**What the task requires**
Copy out every one of the rows below line for line, keeping each unchanged, and omit the pictures.

**Records shown**
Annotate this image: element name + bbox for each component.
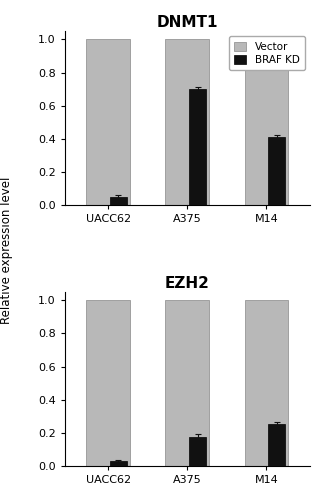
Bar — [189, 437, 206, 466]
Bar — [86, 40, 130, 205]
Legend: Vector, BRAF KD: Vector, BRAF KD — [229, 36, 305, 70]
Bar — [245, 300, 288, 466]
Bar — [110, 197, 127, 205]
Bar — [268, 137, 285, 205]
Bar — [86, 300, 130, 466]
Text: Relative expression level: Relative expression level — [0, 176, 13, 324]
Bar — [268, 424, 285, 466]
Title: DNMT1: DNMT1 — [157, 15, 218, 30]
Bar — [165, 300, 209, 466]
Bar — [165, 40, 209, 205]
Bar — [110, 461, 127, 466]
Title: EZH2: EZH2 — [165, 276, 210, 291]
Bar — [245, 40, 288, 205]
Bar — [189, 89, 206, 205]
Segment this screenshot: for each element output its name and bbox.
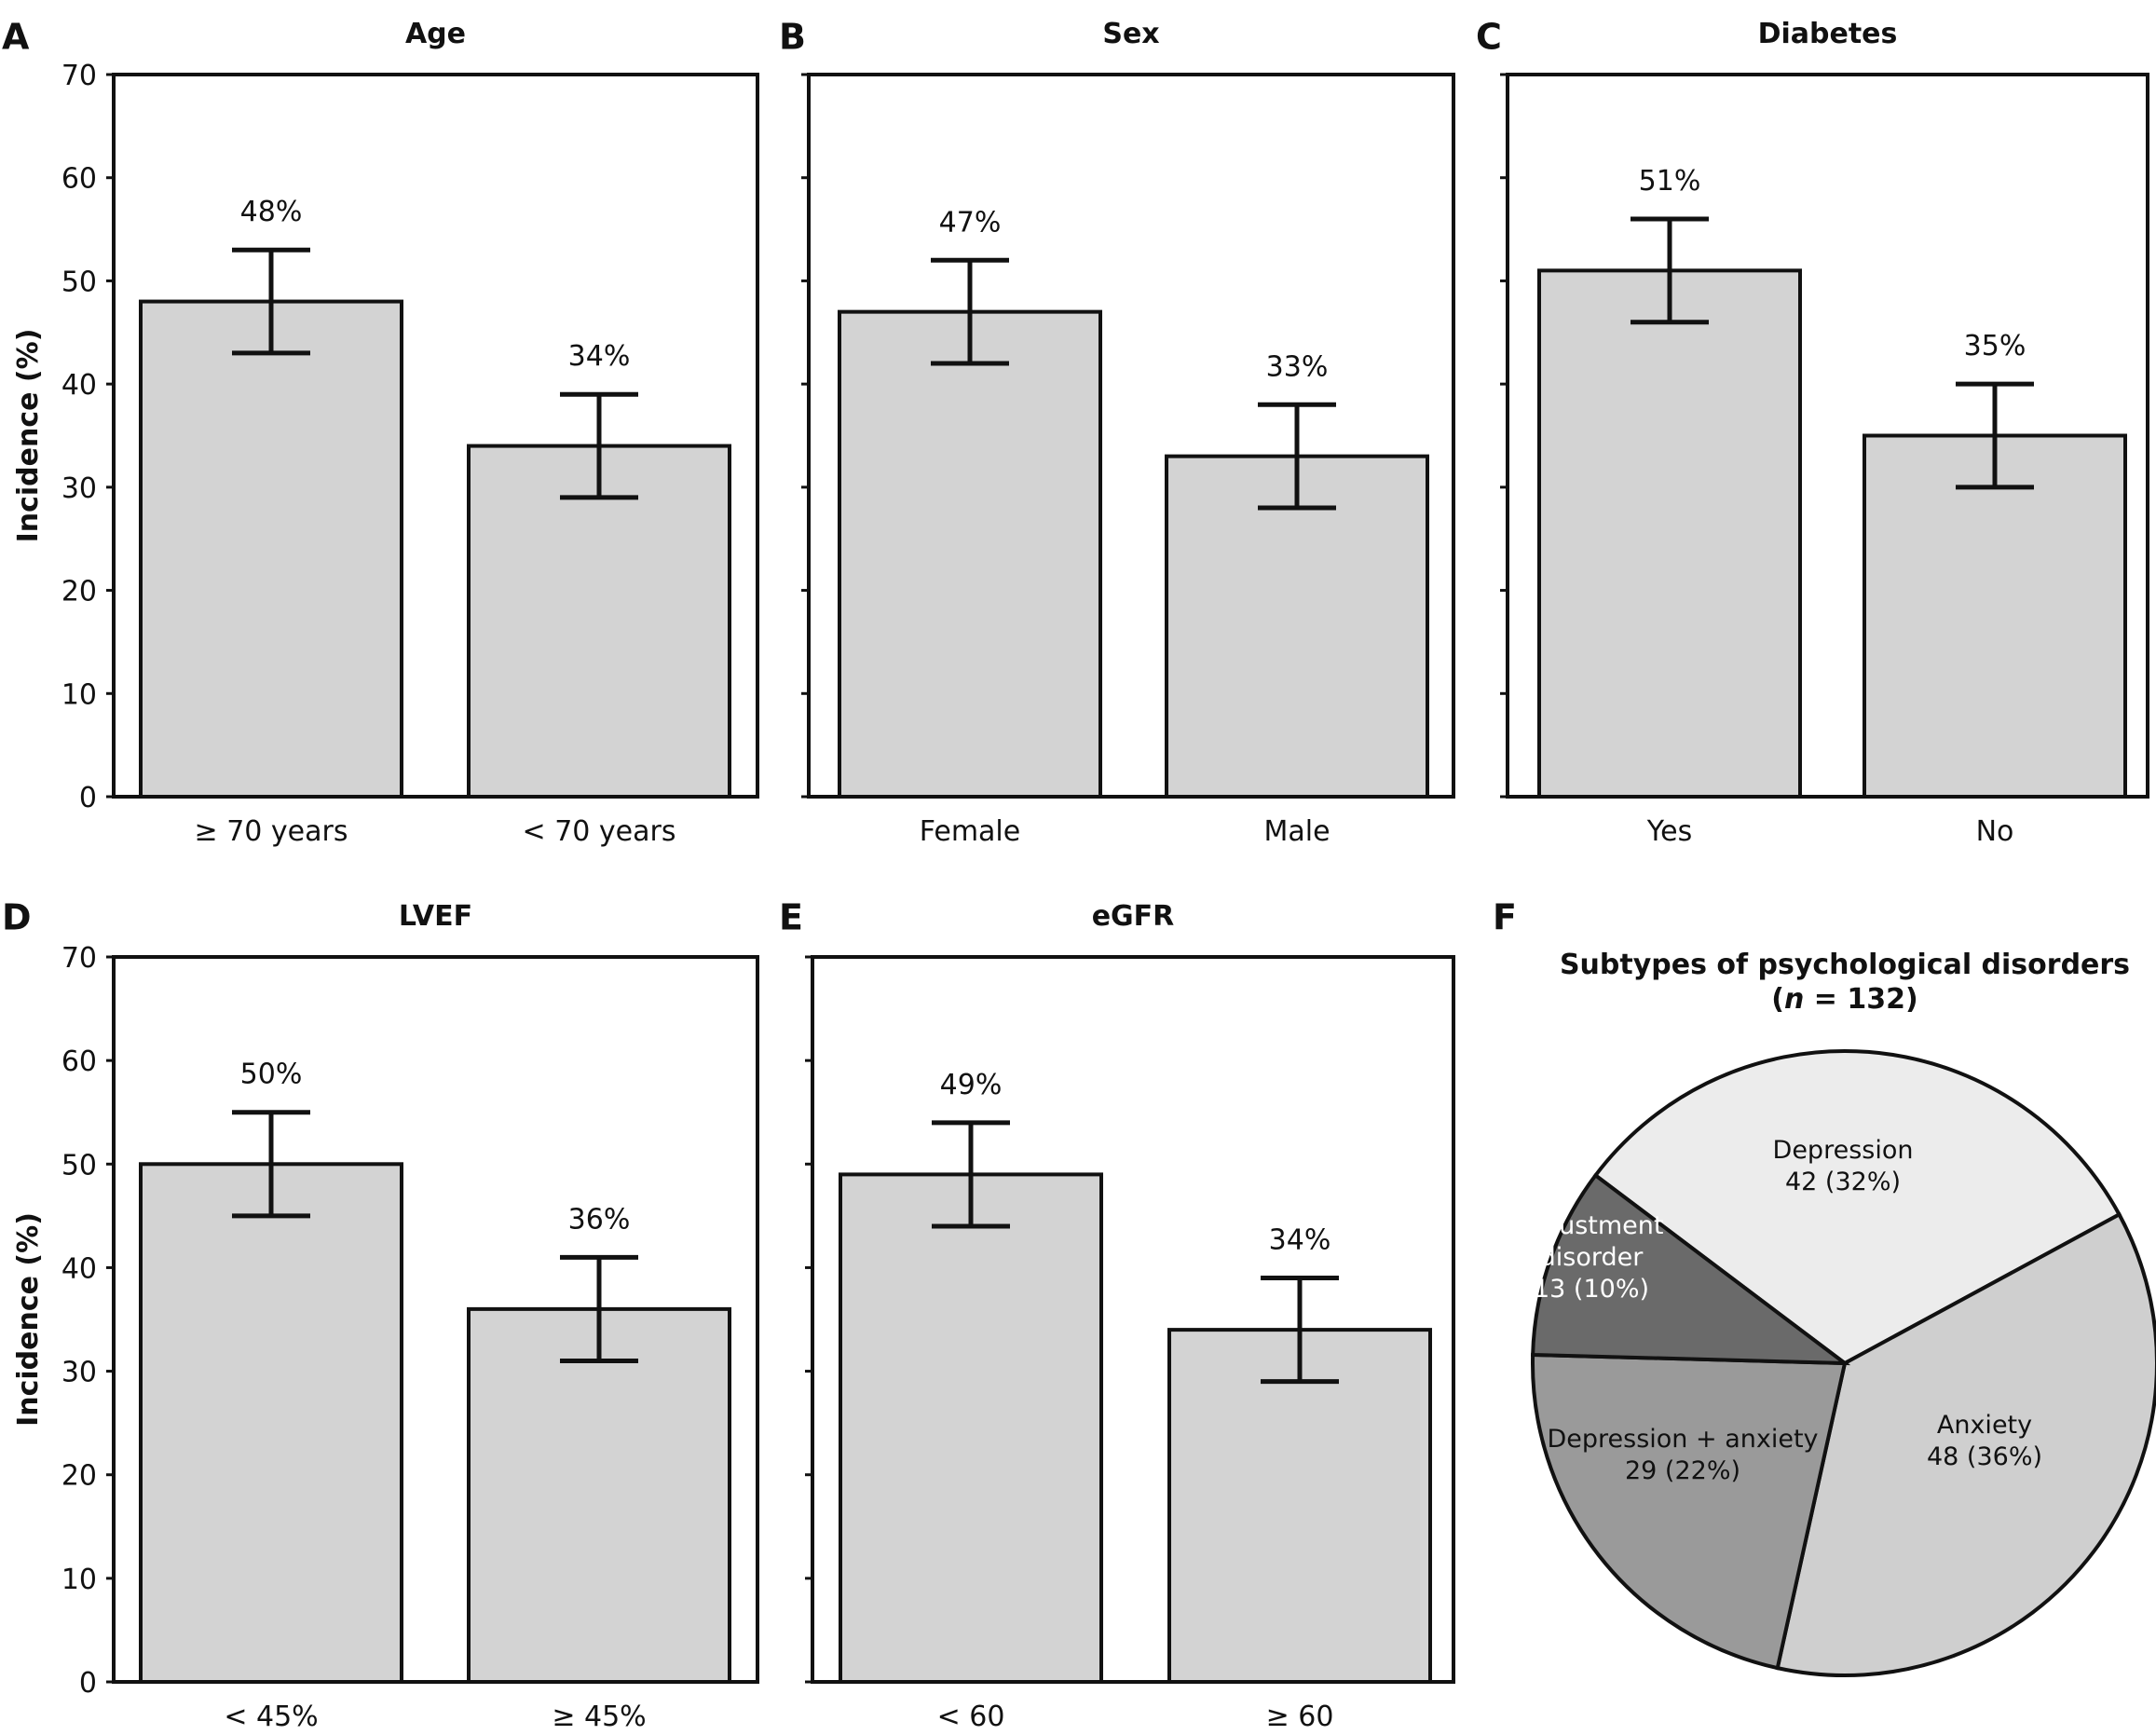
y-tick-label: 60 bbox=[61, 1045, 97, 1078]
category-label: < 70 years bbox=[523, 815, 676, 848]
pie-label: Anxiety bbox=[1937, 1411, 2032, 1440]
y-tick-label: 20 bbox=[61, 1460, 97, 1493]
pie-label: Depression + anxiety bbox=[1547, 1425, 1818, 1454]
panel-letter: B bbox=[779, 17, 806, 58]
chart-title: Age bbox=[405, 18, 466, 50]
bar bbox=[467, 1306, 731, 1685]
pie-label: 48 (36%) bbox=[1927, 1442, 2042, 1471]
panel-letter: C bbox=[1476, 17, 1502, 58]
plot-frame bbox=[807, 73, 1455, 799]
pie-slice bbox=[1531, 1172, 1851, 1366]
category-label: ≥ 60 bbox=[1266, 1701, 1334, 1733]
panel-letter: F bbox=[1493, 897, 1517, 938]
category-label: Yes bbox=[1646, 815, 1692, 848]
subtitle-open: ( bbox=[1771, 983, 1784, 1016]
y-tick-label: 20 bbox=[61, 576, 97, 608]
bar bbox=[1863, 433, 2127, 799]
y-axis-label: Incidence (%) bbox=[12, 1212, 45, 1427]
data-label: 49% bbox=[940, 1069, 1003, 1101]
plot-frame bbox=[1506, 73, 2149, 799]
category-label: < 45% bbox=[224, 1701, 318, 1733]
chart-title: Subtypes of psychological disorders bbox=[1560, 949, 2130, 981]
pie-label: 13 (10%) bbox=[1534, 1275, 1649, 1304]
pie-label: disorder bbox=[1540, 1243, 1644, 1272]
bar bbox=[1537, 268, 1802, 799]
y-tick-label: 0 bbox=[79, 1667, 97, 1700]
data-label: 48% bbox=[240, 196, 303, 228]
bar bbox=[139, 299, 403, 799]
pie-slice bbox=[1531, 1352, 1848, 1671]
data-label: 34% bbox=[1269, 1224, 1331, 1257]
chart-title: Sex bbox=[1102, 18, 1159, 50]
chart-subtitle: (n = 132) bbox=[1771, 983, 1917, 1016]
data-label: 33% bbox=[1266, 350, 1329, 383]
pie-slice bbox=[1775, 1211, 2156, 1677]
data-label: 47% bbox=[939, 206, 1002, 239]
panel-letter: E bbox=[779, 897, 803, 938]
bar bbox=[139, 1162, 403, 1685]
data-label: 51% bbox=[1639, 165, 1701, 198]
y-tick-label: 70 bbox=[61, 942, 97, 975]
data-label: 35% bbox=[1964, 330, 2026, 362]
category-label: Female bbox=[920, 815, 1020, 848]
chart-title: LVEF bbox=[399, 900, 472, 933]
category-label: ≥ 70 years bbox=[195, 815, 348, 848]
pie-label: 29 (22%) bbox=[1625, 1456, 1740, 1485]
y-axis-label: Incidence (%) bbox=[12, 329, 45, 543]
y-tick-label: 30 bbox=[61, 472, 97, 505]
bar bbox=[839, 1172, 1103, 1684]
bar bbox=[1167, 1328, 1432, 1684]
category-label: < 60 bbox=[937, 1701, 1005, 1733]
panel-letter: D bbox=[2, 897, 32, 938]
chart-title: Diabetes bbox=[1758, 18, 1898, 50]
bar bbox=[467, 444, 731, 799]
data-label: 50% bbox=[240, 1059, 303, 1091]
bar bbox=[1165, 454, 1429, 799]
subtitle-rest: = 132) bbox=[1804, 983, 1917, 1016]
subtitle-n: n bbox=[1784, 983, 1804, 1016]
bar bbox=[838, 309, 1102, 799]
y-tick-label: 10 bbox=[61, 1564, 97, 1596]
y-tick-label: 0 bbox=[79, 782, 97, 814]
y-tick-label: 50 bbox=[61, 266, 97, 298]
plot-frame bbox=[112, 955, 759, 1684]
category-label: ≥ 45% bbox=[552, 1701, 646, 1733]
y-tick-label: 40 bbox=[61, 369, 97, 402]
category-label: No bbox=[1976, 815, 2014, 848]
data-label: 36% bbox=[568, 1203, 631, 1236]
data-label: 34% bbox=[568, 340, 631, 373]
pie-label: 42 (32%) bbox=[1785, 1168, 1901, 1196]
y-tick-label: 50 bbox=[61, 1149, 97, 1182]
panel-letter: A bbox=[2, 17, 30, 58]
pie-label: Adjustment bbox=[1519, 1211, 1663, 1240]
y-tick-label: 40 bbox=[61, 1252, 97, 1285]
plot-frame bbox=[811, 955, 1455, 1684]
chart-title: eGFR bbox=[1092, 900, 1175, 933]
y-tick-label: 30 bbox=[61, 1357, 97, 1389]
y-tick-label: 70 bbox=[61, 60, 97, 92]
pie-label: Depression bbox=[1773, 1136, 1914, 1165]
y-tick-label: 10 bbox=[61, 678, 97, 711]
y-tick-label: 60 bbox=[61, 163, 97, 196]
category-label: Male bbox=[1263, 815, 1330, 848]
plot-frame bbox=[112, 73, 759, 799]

**Complete response**
Annotate this image: element name + bbox for each component.
Bar — [189, 437, 206, 466]
Bar — [86, 40, 130, 205]
Legend: Vector, BRAF KD: Vector, BRAF KD — [229, 36, 305, 70]
Bar — [245, 300, 288, 466]
Bar — [110, 197, 127, 205]
Bar — [268, 137, 285, 205]
Bar — [86, 300, 130, 466]
Text: Relative expression level: Relative expression level — [0, 176, 13, 324]
Bar — [268, 424, 285, 466]
Title: DNMT1: DNMT1 — [157, 15, 218, 30]
Bar — [165, 300, 209, 466]
Bar — [165, 40, 209, 205]
Bar — [110, 461, 127, 466]
Title: EZH2: EZH2 — [165, 276, 210, 291]
Bar — [245, 40, 288, 205]
Bar — [189, 89, 206, 205]
Segment this screenshot: for each element output its name and bbox.
y-tick-label: 60 bbox=[61, 1045, 97, 1078]
category-label: < 70 years bbox=[523, 815, 676, 848]
pie-label: Anxiety bbox=[1937, 1411, 2032, 1440]
y-tick-label: 20 bbox=[61, 1460, 97, 1493]
pie-label: Depression + anxiety bbox=[1547, 1425, 1818, 1454]
panel-letter: B bbox=[779, 17, 806, 58]
chart-title: Age bbox=[405, 18, 466, 50]
bar bbox=[467, 1306, 731, 1685]
pie-label: 48 (36%) bbox=[1927, 1442, 2042, 1471]
panel-letter: C bbox=[1476, 17, 1502, 58]
plot-frame bbox=[807, 73, 1455, 799]
pie-slice bbox=[1531, 1172, 1851, 1366]
category-label: ≥ 60 bbox=[1266, 1701, 1334, 1733]
panel-letter: F bbox=[1493, 897, 1517, 938]
category-label: Yes bbox=[1646, 815, 1692, 848]
subtitle-open: ( bbox=[1771, 983, 1784, 1016]
y-tick-label: 20 bbox=[61, 576, 97, 608]
bar bbox=[1863, 433, 2127, 799]
y-axis-label: Incidence (%) bbox=[12, 1212, 45, 1427]
data-label: 49% bbox=[940, 1069, 1003, 1101]
plot-frame bbox=[1506, 73, 2149, 799]
category-label: < 45% bbox=[224, 1701, 318, 1733]
chart-title: Subtypes of psychological disorders bbox=[1560, 949, 2130, 981]
pie-label: 13 (10%) bbox=[1534, 1275, 1649, 1304]
pie-label: disorder bbox=[1540, 1243, 1644, 1272]
bar bbox=[1537, 268, 1802, 799]
y-tick-label: 0 bbox=[79, 1667, 97, 1700]
data-label: 48% bbox=[240, 196, 303, 228]
bar bbox=[139, 299, 403, 799]
pie-slice bbox=[1531, 1352, 1848, 1671]
data-label: 34% bbox=[1269, 1224, 1331, 1257]
chart-title: Sex bbox=[1102, 18, 1159, 50]
chart-subtitle: (n = 132) bbox=[1771, 983, 1917, 1016]
data-label: 33% bbox=[1266, 350, 1329, 383]
pie-slice bbox=[1775, 1211, 2156, 1677]
data-label: 47% bbox=[939, 206, 1002, 239]
panel-letter: E bbox=[779, 897, 803, 938]
bar bbox=[139, 1162, 403, 1685]
data-label: 51% bbox=[1639, 165, 1701, 198]
y-tick-label: 70 bbox=[61, 942, 97, 975]
data-label: 35% bbox=[1964, 330, 2026, 362]
category-label: Female bbox=[920, 815, 1020, 848]
chart-title: LVEF bbox=[399, 900, 472, 933]
category-label: ≥ 70 years bbox=[195, 815, 348, 848]
pie-label: 29 (22%) bbox=[1625, 1456, 1740, 1485]
y-axis-label: Incidence (%) bbox=[12, 329, 45, 543]
y-tick-label: 30 bbox=[61, 472, 97, 505]
bar bbox=[839, 1172, 1103, 1684]
bar bbox=[1167, 1328, 1432, 1684]
category-label: < 60 bbox=[937, 1701, 1005, 1733]
panel-letter: D bbox=[2, 897, 32, 938]
chart-title: Diabetes bbox=[1758, 18, 1898, 50]
bar bbox=[467, 444, 731, 799]
data-label: 50% bbox=[240, 1059, 303, 1091]
bar bbox=[1165, 454, 1429, 799]
subtitle-rest: = 132) bbox=[1804, 983, 1917, 1016]
subtitle-n: n bbox=[1784, 983, 1804, 1016]
bar bbox=[838, 309, 1102, 799]
y-tick-label: 10 bbox=[61, 1564, 97, 1596]
y-tick-label: 0 bbox=[79, 782, 97, 814]
y-tick-label: 50 bbox=[61, 266, 97, 298]
plot-frame bbox=[112, 955, 759, 1684]
category-label: ≥ 45% bbox=[552, 1701, 646, 1733]
y-tick-label: 40 bbox=[61, 369, 97, 402]
category-label: No bbox=[1976, 815, 2014, 848]
data-label: 36% bbox=[568, 1203, 631, 1236]
data-label: 34% bbox=[568, 340, 631, 373]
pie-label: 42 (32%) bbox=[1785, 1168, 1901, 1196]
y-tick-label: 50 bbox=[61, 1149, 97, 1182]
panel-letter: A bbox=[2, 17, 30, 58]
pie-label: Adjustment bbox=[1519, 1211, 1663, 1240]
y-tick-label: 40 bbox=[61, 1252, 97, 1285]
plot-frame bbox=[811, 955, 1455, 1684]
chart-title: eGFR bbox=[1092, 900, 1175, 933]
y-tick-label: 30 bbox=[61, 1357, 97, 1389]
y-tick-label: 70 bbox=[61, 60, 97, 92]
pie-label: Depression bbox=[1773, 1136, 1914, 1165]
y-tick-label: 10 bbox=[61, 678, 97, 711]
y-tick-label: 60 bbox=[61, 163, 97, 196]
category-label: Male bbox=[1263, 815, 1330, 848]
plot-frame bbox=[112, 73, 759, 799]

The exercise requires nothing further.